Meine These vom Ende der kritischen Aufklärung gründet aber auf dem abschließenden Satz Kants, der da heißt: "... endlich auch sogar auf die Grundsätze der Regierung, die es ihr selbst zuträglich findet, den Menschen, der nun mehr als Maschine ist, seiner Würde gemäß zu behandeln."
Und diese Aussage ist unabhängig davon, ob jetzt der Einzelne aus seiner Unmündigkeit herausgetreten ist oder nicht oder ob ein ganzes Volk seinen politischen Willen "in Freiheit" Ausdruck zu geben vermag. Egal wie diese kopernikanische Wende in der Rechtsgeschichte zustande gekommen ist, es geht ausschließlich um die inhaltliche Übereinstimmung in der Aussage Kants und unseres Artikel 1,1 GG. Es geht nur um das Faktum dieser Übereinstimmmung. In den Grundsätzen unserer Regierung wird es gemäß dem Artikel 1,1 GG für zuträglich erachtet, dass der Mensch seiner Würde gemäß zu behandeln ist! Als Rechtsgemeinschaft mit Gewaltmonopol schützt und achtet der Staat auf Grund des Artikel 1,1 GG mit all seiner Gewalt die unantastbare Würde des Menschen. (... eine abgeleitete und erweiterte Staats-Definition von Immanuel Kant aus dem Jahre 1797 in seiner "Metaphysik der Sitten" (Rechtslehre, § 45))
Das "... endlich auch sogar ... die Grundsätze der Regierung ..." sich soweit entwickelt haben, dass der Mensch gemäß seiner Würde behandelt werden muss, das - und nichts anderes - ist der eigentliche Beweis für meine These vom Ende der kritischen Aufklärung!
Gruß Franz
Hallo PhilippP
Unbestreitbar ist auch, dass mit dem GG wichtige Voraussetzungen/Teilziele hin zur von Kant geforderten Aufklärung erfolgten.

---

▸ **ARBEITSAUFTRAG**: Kopieren Sie aus dem Text zu Kant und Artikel 1,1 GG unverändert den Abschnitt, der mit den Worten beginnt, die „Und diese Aussage“ enthalten, und mit „(Rechtslehre, § 45))“ schließt. Das anschließende Material spielt dabei keine Rolle.

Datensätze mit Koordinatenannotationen
---

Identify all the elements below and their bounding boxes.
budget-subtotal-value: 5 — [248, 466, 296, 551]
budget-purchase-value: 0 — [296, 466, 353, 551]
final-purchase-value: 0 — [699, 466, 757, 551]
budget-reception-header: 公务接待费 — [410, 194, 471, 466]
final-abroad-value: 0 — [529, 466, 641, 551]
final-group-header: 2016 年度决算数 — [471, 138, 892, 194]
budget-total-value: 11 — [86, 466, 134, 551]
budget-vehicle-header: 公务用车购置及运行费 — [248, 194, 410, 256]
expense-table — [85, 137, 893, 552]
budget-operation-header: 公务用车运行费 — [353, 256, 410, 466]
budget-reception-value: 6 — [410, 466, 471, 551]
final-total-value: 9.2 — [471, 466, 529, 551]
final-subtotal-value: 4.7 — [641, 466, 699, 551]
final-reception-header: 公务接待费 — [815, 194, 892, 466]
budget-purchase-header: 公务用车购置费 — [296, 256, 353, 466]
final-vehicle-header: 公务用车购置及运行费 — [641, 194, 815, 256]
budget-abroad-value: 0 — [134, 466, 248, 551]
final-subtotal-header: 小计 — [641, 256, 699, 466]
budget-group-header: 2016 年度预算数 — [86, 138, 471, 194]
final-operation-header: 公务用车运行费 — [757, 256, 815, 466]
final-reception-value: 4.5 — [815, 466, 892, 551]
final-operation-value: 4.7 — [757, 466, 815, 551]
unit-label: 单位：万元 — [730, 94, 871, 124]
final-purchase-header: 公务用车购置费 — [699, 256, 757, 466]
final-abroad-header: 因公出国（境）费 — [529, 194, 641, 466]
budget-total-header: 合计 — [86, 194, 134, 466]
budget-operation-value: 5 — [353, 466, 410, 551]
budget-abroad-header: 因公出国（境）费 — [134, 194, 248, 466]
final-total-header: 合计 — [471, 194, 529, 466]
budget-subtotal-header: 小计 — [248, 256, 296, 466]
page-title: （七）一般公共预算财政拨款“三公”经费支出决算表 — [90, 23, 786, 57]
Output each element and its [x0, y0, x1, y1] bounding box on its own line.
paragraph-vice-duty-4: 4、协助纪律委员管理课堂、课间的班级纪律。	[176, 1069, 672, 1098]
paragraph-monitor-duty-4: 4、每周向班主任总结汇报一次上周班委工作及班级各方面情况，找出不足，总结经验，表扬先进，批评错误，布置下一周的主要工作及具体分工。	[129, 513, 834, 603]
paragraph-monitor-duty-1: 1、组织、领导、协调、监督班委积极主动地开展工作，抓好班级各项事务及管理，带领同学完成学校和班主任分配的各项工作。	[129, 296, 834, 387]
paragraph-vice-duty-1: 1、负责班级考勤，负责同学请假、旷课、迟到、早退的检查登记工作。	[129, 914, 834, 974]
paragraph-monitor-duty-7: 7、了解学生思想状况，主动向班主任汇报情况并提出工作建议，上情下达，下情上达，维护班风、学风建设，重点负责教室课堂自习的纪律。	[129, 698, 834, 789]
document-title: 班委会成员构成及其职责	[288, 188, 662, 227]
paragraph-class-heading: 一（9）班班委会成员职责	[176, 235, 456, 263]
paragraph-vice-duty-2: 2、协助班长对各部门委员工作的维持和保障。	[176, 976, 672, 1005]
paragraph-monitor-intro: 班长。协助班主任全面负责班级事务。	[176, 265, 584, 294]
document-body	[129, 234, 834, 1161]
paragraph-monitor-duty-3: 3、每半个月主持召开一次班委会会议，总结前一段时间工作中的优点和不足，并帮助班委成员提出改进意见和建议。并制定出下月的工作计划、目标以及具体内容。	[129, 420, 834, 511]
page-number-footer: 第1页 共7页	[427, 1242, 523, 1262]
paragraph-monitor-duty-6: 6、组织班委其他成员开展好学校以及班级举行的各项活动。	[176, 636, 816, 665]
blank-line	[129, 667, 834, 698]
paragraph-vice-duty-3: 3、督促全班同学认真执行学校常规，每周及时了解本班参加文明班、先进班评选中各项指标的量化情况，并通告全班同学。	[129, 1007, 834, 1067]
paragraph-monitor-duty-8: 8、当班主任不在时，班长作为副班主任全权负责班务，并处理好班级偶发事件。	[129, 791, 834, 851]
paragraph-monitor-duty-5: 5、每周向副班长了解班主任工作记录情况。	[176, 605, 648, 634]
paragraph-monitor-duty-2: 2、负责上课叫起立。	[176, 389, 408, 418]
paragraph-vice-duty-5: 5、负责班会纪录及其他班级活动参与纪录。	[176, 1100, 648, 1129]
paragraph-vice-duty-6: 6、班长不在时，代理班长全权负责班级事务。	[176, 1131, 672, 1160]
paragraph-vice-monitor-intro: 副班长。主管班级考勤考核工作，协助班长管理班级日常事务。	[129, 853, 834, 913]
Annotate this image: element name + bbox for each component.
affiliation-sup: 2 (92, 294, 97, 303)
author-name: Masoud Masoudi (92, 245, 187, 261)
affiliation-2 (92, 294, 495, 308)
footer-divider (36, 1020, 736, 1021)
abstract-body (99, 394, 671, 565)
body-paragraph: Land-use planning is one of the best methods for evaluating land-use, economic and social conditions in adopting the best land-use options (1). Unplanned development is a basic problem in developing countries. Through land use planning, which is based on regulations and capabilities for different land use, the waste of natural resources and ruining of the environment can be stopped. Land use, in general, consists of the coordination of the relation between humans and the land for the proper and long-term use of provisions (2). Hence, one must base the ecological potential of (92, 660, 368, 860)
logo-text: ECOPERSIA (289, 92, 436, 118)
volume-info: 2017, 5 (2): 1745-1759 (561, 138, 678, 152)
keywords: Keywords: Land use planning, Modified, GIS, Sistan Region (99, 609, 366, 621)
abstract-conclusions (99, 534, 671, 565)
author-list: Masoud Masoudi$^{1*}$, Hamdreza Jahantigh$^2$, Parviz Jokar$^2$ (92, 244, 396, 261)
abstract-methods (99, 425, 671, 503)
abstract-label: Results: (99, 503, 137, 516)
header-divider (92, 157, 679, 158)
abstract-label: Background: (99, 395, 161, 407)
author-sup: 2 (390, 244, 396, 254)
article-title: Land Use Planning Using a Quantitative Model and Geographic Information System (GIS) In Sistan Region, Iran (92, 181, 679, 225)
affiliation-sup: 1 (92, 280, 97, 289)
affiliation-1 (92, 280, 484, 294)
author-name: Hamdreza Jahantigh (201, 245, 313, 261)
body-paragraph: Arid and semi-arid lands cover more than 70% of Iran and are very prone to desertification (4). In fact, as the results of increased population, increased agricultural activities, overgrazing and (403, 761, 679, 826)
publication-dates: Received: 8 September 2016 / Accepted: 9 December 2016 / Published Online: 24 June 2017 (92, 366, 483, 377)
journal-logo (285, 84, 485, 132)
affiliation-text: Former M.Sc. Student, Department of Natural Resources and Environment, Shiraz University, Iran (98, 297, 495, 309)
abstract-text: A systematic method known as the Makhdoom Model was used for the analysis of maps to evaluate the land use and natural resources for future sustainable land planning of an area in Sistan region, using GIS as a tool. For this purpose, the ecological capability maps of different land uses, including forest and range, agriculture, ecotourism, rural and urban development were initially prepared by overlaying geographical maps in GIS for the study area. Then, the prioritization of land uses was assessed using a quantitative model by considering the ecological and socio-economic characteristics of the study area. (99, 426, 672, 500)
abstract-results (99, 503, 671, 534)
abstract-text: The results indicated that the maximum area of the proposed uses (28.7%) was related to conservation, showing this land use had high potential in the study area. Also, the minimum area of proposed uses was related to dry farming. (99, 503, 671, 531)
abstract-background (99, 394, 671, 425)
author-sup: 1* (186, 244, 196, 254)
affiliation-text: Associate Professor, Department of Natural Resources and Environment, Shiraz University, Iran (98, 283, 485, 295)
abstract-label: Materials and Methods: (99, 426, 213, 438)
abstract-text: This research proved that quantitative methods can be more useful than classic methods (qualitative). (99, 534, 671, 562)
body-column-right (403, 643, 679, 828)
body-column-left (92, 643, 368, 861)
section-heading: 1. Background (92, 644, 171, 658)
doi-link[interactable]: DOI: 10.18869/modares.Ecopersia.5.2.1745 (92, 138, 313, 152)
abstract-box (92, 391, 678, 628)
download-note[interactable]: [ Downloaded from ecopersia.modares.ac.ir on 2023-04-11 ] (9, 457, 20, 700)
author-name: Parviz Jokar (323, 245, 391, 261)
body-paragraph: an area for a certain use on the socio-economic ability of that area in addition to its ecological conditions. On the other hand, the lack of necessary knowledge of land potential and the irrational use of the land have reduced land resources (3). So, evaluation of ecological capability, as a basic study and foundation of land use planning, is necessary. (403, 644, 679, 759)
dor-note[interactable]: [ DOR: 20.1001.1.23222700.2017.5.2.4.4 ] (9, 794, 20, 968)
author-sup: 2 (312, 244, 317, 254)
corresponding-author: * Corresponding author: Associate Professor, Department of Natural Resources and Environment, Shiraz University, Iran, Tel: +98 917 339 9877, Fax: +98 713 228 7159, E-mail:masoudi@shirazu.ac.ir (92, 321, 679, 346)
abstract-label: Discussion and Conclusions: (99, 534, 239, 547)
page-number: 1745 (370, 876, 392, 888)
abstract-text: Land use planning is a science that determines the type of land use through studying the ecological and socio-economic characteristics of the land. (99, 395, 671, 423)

---

▸ **ERLEDIGTE AUFGABE**:
Und diese Aussage ist unabhängig davon, ob jetzt der Einzelne aus seiner Unmündigkeit herausgetreten ist oder nicht oder ob ein ganzes Volk seinen politischen Willen "in Freiheit" Ausdruck zu geben vermag. Egal wie diese kopernikanische Wende in der Rechtsgeschichte zustande gekommen ist, es geht ausschließlich um die inhaltliche Übereinstimmung in der Aussage Kants und unseres Artikel 1,1 GG. Es geht nur um das Faktum dieser Übereinstimmmung. In den Grundsätzen unserer Regierung wird es gemäß dem Artikel 1,1 GG für zuträglich erachtet, dass der Mensch seiner Würde gemäß zu behandeln ist! Als Rechtsgemeinschaft mit Gewaltmonopol schützt und achtet der Staat auf Grund des Artikel 1,1 GG mit all seiner Gewalt die unantastbare Würde des Menschen. (... eine abgeleitete und erweiterte Staats-Definition von Immanuel Kant aus dem Jahre 1797 in seiner "Metaphysik der Sitten" (Rechtslehre, § 45))